*REQUIREMENT*. Write out all the material exactly. Leave nothing out.

*MATERIAL PROVIDED*.
##########
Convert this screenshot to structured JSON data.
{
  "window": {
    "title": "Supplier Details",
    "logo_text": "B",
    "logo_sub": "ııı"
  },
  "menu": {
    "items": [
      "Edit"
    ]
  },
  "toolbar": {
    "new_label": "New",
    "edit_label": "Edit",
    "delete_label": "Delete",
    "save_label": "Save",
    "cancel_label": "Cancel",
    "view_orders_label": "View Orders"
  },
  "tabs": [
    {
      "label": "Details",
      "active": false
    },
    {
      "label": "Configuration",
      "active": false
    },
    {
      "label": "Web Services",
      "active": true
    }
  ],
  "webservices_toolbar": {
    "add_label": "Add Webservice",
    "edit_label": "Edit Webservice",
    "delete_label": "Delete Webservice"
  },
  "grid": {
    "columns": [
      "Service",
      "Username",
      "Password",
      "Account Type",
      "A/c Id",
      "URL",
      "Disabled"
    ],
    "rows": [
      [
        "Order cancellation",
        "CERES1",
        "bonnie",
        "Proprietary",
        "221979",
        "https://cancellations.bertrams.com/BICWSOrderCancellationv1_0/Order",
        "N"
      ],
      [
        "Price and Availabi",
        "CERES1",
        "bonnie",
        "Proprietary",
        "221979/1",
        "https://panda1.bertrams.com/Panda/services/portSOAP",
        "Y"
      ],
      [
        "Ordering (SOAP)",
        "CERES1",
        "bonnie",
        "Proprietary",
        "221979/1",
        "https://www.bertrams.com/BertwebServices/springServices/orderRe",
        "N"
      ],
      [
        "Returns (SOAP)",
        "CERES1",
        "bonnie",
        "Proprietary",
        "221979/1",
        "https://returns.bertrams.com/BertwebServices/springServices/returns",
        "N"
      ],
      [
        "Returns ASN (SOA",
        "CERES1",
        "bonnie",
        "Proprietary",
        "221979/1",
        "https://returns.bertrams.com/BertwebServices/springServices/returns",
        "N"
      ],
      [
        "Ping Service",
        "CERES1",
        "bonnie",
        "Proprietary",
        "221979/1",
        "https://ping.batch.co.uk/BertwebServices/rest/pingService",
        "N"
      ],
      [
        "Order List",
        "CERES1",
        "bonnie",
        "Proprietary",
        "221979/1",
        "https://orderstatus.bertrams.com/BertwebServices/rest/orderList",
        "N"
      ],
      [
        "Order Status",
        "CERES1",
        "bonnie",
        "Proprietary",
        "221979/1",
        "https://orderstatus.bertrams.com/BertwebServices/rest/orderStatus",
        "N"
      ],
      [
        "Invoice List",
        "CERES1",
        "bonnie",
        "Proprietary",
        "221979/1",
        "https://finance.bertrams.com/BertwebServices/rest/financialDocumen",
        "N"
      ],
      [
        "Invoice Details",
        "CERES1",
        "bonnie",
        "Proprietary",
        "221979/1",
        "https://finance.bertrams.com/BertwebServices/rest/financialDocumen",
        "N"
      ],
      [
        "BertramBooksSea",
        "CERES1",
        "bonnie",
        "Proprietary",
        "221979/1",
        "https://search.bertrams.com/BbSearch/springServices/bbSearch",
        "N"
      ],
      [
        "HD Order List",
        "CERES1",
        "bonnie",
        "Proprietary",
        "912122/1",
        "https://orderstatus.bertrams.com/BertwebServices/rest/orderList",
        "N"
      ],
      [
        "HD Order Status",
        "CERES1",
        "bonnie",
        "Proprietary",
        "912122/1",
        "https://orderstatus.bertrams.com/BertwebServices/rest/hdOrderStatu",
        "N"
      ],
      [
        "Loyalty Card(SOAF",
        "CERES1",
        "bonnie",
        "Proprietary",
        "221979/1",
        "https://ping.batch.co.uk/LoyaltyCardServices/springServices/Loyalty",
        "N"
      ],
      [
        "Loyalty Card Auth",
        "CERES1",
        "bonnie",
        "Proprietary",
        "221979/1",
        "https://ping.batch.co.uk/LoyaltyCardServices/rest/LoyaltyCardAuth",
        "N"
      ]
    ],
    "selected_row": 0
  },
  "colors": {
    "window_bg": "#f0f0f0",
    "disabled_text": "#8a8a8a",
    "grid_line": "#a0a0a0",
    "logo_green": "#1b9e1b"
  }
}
##########
*RESULT FOR THIS EXERCISE*.
Convert this screenshot to structured JSON data.
{
  "window": {
    "title": "Supplier Details",
    "logo_text": "B",
    "logo_sub": "ııı"
  },
  "menu": {
    "items": [
      "Edit"
    ]
  },
  "toolbar": {
    "new_label": "New",
    "edit_label": "Edit",
    "delete_label": "Delete",
    "save_label": "Save",
    "cancel_label": "Cancel",
    "view_orders_label": "View Orders"
  },
  "tabs": [
    {
      "label": "Details",
      "active": false
    },
    {
      "label": "Configuration",
      "active": false
    },
    {
      "label": "Web Services",
      "active": true
    }
  ],
  "webservices_toolbar": {
    "add_label": "Add Webservice",
    "edit_label": "Edit Webservice",
    "delete_label": "Delete Webservice"
  },
  "grid": {
    "columns": [
      "Service",
      "Username",
      "Password",
      "Account Type",
      "A/c Id",
      "URL",
      "Disabled"
    ],
    "rows": [
      [
        "Order cancellation",
        "CERES1",
        "bonnie",
        "Proprietary",
        "221979",
        "https://cancellations.bertrams.com/BICWSOrderCancellationv1_0/Order",
        "N"
      ],
      [
        "Price and Availabi",
        "CERES1",
        "bonnie",
        "Proprietary",
        "221979/1",
        "https://panda1.bertrams.com/Panda/services/portSOAP",
        "Y"
      ],
      [
        "Ordering (SOAP)",
        "CERES1",
        "bonnie",
        "Proprietary",
        "221979/1",
        "https://www.bertrams.com/BertwebServices/springServices/orderRe",
        "N"
      ],
      [
        "Returns (SOAP)",
        "CERES1",
        "bonnie",
        "Proprietary",
        "221979/1",
        "https://returns.bertrams.com/BertwebServices/springServices/returns",
        "N"
      ],
      [
        "Returns ASN (SOA",
        "CERES1",
        "bonnie",
        "Proprietary",
        "221979/1",
        "https://returns.bertrams.com/BertwebServices/springServices/returns",
        "N"
      ],
      [
        "Ping Service",
        "CERES1",
        "bonnie",
        "Proprietary",
        "221979/1",
        "https://ping.batch.co.uk/BertwebServices/rest/pingService",
        "N"
      ],
      [
        "Order List",
        "CERES1",
        "bonnie",
        "Proprietary",
        "221979/1",
        "https://orderstatus.bertrams.com/BertwebServices/rest/orderList",
        "N"
      ],
      [
        "Order Status",
        "CERES1",
        "bonnie",
        "Proprietary",
        "221979/1",
        "https://orderstatus.bertrams.com/BertwebServices/rest/orderStatus",
        "N"
      ],
      [
        "Invoice List",
        "CERES1",
        "bonnie",
        "Proprietary",
        "221979/1",
        "https://finance.bertrams.com/BertwebServices/rest/financialDocumen",
        "N"
      ],
      [
        "Invoice Details",
        "CERES1",
        "bonnie",
        "Proprietary",
        "221979/1",
        "https://finance.bertrams.com/BertwebServices/rest/financialDocumen",
        "N"
      ],
      [
        "BertramBooksSea",
        "CERES1",
        "bonnie",
        "Proprietary",
        "221979/1",
        "https://search.bertrams.com/BbSearch/springServices/bbSearch",
        "N"
      ],
      [
        "HD Order List",
        "CERES1",
        "bonnie",
        "Proprietary",
        "912122/1",
        "https://orderstatus.bertrams.com/BertwebServices/rest/orderList",
        "N"
      ],
      [
        "HD Order Status",
        "CERES1",
        "bonnie",
        "Proprietary",
        "912122/1",
        "https://orderstatus.bertrams.com/BertwebServices/rest/hdOrderStatu",
        "N"
      ],
      [
        "Loyalty Card(SOAF",
        "CERES1",
        "bonnie",
        "Proprietary",
        "221979/1",
        "https://ping.batch.co.uk/LoyaltyCardServices/springServices/Loyalty",
        "N"
      ],
      [
        "Loyalty Card Auth",
        "CERES1",
        "bonnie",
        "Proprietary",
        "221979/1",
        "https://ping.batch.co.uk/LoyaltyCardServices/rest/LoyaltyCardAuth",
        "N"
      ]
    ],
    "selected_row": 0
  },
  "colors": {
    "window_bg": "#f0f0f0",
    "disabled_text": "#8a8a8a",
    "grid_line": "#a0a0a0",
    "logo_green": "#1b9e1b"
  }
}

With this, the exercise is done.